--- begin SUPPLIED MATERIAL ---

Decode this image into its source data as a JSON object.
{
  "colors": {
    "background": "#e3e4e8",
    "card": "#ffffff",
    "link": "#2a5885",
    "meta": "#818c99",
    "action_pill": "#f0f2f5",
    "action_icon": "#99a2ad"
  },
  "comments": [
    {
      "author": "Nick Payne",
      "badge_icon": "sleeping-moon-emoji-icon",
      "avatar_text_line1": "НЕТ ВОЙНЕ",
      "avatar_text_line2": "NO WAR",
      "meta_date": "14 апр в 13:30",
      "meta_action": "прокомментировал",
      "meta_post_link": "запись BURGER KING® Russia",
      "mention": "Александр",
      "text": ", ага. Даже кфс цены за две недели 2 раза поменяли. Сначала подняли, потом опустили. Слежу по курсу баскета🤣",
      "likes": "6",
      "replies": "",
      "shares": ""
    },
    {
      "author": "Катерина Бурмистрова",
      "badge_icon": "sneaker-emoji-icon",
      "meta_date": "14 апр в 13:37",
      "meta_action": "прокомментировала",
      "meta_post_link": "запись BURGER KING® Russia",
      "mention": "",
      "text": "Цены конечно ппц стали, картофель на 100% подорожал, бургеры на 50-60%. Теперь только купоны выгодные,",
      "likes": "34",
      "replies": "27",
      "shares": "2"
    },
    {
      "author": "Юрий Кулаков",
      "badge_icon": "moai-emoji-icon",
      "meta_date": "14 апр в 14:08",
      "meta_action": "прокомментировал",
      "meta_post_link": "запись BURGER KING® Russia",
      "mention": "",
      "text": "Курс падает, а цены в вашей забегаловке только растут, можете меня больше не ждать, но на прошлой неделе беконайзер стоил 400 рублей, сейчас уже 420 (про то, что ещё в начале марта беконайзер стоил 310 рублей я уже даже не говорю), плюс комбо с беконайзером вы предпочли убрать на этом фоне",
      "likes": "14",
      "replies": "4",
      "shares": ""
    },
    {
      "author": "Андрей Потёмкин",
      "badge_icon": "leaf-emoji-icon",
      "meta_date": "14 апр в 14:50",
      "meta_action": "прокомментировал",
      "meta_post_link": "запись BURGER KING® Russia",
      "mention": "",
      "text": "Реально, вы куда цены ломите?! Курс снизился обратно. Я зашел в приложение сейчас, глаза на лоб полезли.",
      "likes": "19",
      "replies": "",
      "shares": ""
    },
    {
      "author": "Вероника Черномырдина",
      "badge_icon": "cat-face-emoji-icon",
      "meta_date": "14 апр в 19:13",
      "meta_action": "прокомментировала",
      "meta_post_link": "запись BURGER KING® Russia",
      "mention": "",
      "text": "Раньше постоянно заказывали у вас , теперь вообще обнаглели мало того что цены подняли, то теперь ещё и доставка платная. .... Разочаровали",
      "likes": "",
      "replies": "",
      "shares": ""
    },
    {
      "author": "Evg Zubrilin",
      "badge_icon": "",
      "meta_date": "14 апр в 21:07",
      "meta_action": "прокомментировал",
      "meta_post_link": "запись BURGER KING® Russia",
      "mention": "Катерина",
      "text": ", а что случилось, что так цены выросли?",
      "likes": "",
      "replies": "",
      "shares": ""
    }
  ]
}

--- end SUPPLIED MATERIAL ---

→ **STATED PROBLEM**: Reproduce all the data word for word.

→ **ANSWER BELOW**:
Decode this image into its source data as a JSON object.
{
  "colors": {
    "background": "#e3e4e8",
    "card": "#ffffff",
    "link": "#2a5885",
    "meta": "#818c99",
    "action_pill": "#f0f2f5",
    "action_icon": "#99a2ad"
  },
  "comments": [
    {
      "author": "Nick Payne",
      "badge_icon": "sleeping-moon-emoji-icon",
      "avatar_text_line1": "НЕТ ВОЙНЕ",
      "avatar_text_line2": "NO WAR",
      "meta_date": "14 апр в 13:30",
      "meta_action": "прокомментировал",
      "meta_post_link": "запись BURGER KING® Russia",
      "mention": "Александр",
      "text": ", ага. Даже кфс цены за две недели 2 раза поменяли. Сначала подняли, потом опустили. Слежу по курсу баскета🤣",
      "likes": "6",
      "replies": "",
      "shares": ""
    },
    {
      "author": "Катерина Бурмистрова",
      "badge_icon": "sneaker-emoji-icon",
      "meta_date": "14 апр в 13:37",
      "meta_action": "прокомментировала",
      "meta_post_link": "запись BURGER KING® Russia",
      "mention": "",
      "text": "Цены конечно ппц стали, картофель на 100% подорожал, бургеры на 50-60%. Теперь только купоны выгодные,",
      "likes": "34",
      "replies": "27",
      "shares": "2"
    },
    {
      "author": "Юрий Кулаков",
      "badge_icon": "moai-emoji-icon",
      "meta_date": "14 апр в 14:08",
      "meta_action": "прокомментировал",
      "meta_post_link": "запись BURGER KING® Russia",
      "mention": "",
      "text": "Курс падает, а цены в вашей забегаловке только растут, можете меня больше не ждать, но на прошлой неделе беконайзер стоил 400 рублей, сейчас уже 420 (про то, что ещё в начале марта беконайзер стоил 310 рублей я уже даже не говорю), плюс комбо с беконайзером вы предпочли убрать на этом фоне",
      "likes": "14",
      "replies": "4",
      "shares": ""
    },
    {
      "author": "Андрей Потёмкин",
      "badge_icon": "leaf-emoji-icon",
      "meta_date": "14 апр в 14:50",
      "meta_action": "прокомментировал",
      "meta_post_link": "запись BURGER KING® Russia",
      "mention": "",
      "text": "Реально, вы куда цены ломите?! Курс снизился обратно. Я зашел в приложение сейчас, глаза на лоб полезли.",
      "likes": "19",
      "replies": "",
      "shares": ""
    },
    {
      "author": "Вероника Черномырдина",
      "badge_icon": "cat-face-emoji-icon",
      "meta_date": "14 апр в 19:13",
      "meta_action": "прокомментировала",
      "meta_post_link": "запись BURGER KING® Russia",
      "mention": "",
      "text": "Раньше постоянно заказывали у вас , теперь вообще обнаглели мало того что цены подняли, то теперь ещё и доставка платная. .... Разочаровали",
      "likes": "",
      "replies": "",
      "shares": ""
    },
    {
      "author": "Evg Zubrilin",
      "badge_icon": "",
      "meta_date": "14 апр в 21:07",
      "meta_action": "прокомментировал",
      "meta_post_link": "запись BURGER KING® Russia",
      "mention": "Катерина",
      "text": ", а что случилось, что так цены выросли?",
      "likes": "",
      "replies": "",
      "shares": ""
    }
  ]
}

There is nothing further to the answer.